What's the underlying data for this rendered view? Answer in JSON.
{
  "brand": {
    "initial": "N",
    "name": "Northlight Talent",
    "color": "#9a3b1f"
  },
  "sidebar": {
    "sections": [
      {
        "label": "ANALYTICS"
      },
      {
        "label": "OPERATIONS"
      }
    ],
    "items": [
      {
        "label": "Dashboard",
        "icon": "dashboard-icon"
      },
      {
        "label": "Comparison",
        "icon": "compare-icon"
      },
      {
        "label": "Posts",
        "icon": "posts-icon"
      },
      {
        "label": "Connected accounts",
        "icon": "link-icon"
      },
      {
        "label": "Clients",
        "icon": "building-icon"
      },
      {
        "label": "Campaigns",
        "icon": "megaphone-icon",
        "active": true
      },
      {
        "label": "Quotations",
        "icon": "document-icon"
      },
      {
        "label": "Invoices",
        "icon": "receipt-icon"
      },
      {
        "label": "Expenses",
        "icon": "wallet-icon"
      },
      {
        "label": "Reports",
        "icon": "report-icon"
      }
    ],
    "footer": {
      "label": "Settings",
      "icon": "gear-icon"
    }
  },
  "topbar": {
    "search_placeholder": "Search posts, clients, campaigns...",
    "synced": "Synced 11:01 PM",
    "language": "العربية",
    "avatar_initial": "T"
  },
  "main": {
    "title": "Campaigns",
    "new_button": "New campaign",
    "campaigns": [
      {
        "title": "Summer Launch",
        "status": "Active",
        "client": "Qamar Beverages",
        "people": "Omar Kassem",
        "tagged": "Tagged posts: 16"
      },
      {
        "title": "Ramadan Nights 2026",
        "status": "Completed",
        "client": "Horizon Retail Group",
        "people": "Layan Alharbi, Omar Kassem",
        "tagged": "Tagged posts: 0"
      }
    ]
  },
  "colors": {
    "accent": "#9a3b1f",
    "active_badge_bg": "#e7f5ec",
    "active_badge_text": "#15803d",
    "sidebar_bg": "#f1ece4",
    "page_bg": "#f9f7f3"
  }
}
----------
:: Goal ::
Go through the listing and copy all of it exactly.

:: The answer ::
What's the underlying data for this rendered view? Answer in JSON.
{
  "brand": {
    "initial": "N",
    "name": "Northlight Talent",
    "color": "#9a3b1f"
  },
  "sidebar": {
    "sections": [
      {
        "label": "ANALYTICS"
      },
      {
        "label": "OPERATIONS"
      }
    ],
    "items": [
      {
        "label": "Dashboard",
        "icon": "dashboard-icon"
      },
      {
        "label": "Comparison",
        "icon": "compare-icon"
      },
      {
        "label": "Posts",
        "icon": "posts-icon"
      },
      {
        "label": "Connected accounts",
        "icon": "link-icon"
      },
      {
        "label": "Clients",
        "icon": "building-icon"
      },
      {
        "label": "Campaigns",
        "icon": "megaphone-icon",
        "active": true
      },
      {
        "label": "Quotations",
        "icon": "document-icon"
      },
      {
        "label": "Invoices",
        "icon": "receipt-icon"
      },
      {
        "label": "Expenses",
        "icon": "wallet-icon"
      },
      {
        "label": "Reports",
        "icon": "report-icon"
      }
    ],
    "footer": {
      "label": "Settings",
      "icon": "gear-icon"
    }
  },
  "topbar": {
    "search_placeholder": "Search posts, clients, campaigns...",
    "synced": "Synced 11:01 PM",
    "language": "العربية",
    "avatar_initial": "T"
  },
  "main": {
    "title": "Campaigns",
    "new_button": "New campaign",
    "campaigns": [
      {
        "title": "Summer Launch",
        "status": "Active",
        "client": "Qamar Beverages",
        "people": "Omar Kassem",
        "tagged": "Tagged posts: 16"
      },
      {
        "title": "Ramadan Nights 2026",
        "status": "Completed",
        "client": "Horizon Retail Group",
        "people": "Layan Alharbi, Omar Kassem",
        "tagged": "Tagged posts: 0"
      }
    ]
  },
  "colors": {
    "accent": "#9a3b1f",
    "active_badge_bg": "#e7f5ec",
    "active_badge_text": "#15803d",
    "sidebar_bg": "#f1ece4",
    "page_bg": "#f9f7f3"
  }
}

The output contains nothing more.